What you have to do: Work through the material below line by line and say how many lines include the word "Chas". Only the number, please.

Information provided:
::::::::::

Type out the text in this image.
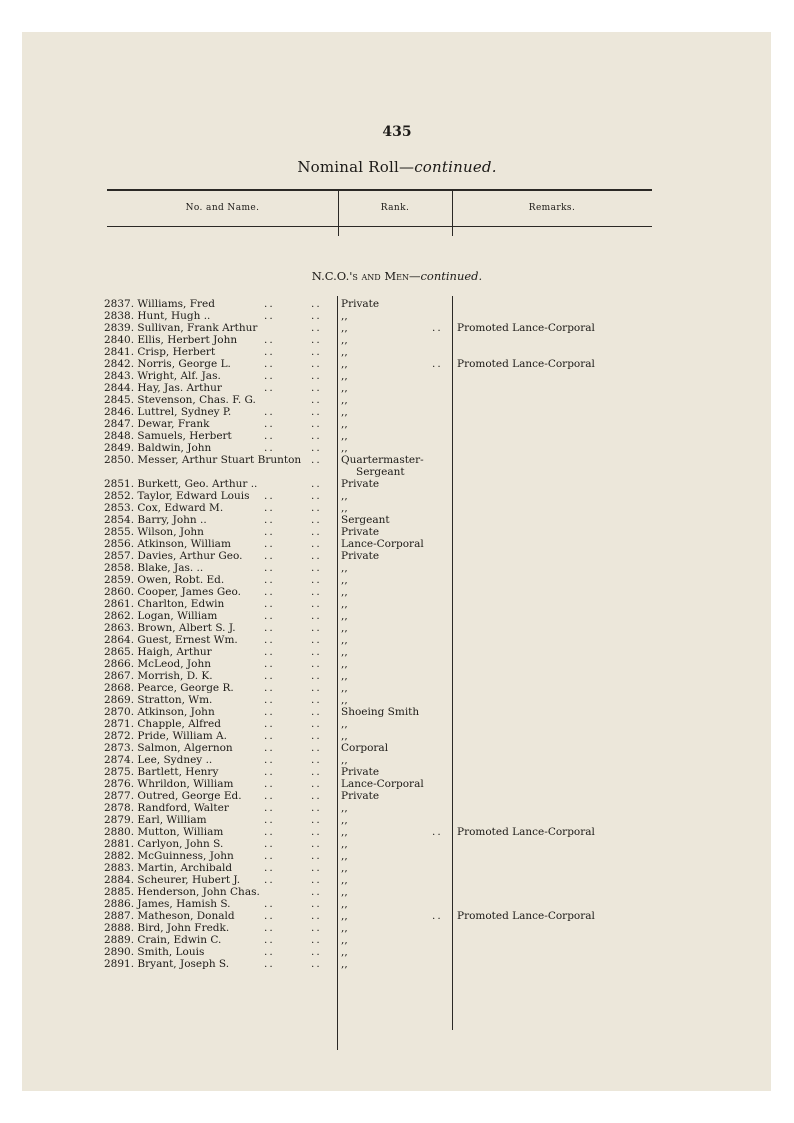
435
Nominal Roll—continued.
No. and Name.	Rank.	Remarks.
N.C.O.'s and Men—continued.
2837. Williams, Fred	..	.. Private
2838. Hunt, Hugh ..	..	.. ,,
2839. Sullivan, Frank Arthur	.. ,,	.. Promoted Lance-Corporal
2840. Ellis, Herbert John	..	.. ,,
2841. Crisp, Herbert	..	.. ,,
2842. Norris, George L.	..	.. ,,	.. Promoted Lance-Corporal
2843. Wright, Alf. Jas.	..	.. ,,
2844. Hay, Jas. Arthur	..	.. ,,
2845. Stevenson, Chas. F. G.	.. ,,
2846. Luttrel, Sydney P.	..	.. ,,
2847. Dewar, Frank	..	.. ,,
2848. Samuels, Herbert	..	.. ,,
2849. Baldwin, John	..	.. ,,
2850. Messer, Arthur Stuart Brunton .. Quartermaster-
Sergeant
2851. Burkett, Geo. Arthur ..	.. Private
2852. Taylor, Edward Louis ..	.. ,,
2853. Cox, Edward M.	..	.. ,,
2854. Barry, John ..	..	.. Sergeant
2855. Wilson, John	..	.. Private
2856. Atkinson, William	..	.. Lance-Corporal
2857. Davies, Arthur Geo. ..	.. Private
2858. Blake, Jas. ..	..	.. ,,
2859. Owen, Robt. Ed.	..	.. ,,
2860. Cooper, James Geo. ..	.. ,,
2861. Charlton, Edwin	..	.. ,,
2862. Logan, William	..	.. ,,
2863. Brown, Albert S. J.	..	.. ,,
2864. Guest, Ernest Wm.	..	.. ,,
2865. Haigh, Arthur	..	.. ,,
2866. McLeod, John	..	.. ,,
2867. Morrish, D. K.	..	.. ,,
2868. Pearce, George R.	..	.. ,,
2869. Stratton, Wm.	..	.. ,,
2870. Atkinson, John	..	.. Shoeing Smith
2871. Chapple, Alfred	..	.. ,,
2872. Pride, William A.	..	.. ,,
2873. Salmon, Algernon	..	.. Corporal
2874. Lee, Sydney ..	..	.. ,,
2875. Bartlett, Henry	..	.. Private
2876. Whrildon, William	..	.. Lance-Corporal
2877. Outred, George Ed. ..	.. Private
2878. Randford, Walter	..	.. ,,
2879. Earl, William	..	.. ,,
2880. Mutton, William	..	.. ,,	.. Promoted Lance-Corporal
2881. Carlyon, John S.	..	.. ,,
2882. McGuinness, John	..	.. ,,
2883. Martin, Archibald	..	.. ,,
2884. Scheurer, Hubert J. ..	.. ,,
2885. Henderson, John Chas.	.. ,,
2886. James, Hamish S.	..	.. ,,
2887. Matheson, Donald	..	.. ,,	.. Promoted Lance-Corporal
2888. Bird, John Fredk.	..	.. ,,
2889. Crain, Edwin C.	..	.. ,,
2890. Smith, Louis	..	.. ,,
2891. Bryant, Joseph S.	..	.. ,,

::::::::::

Written reply: 2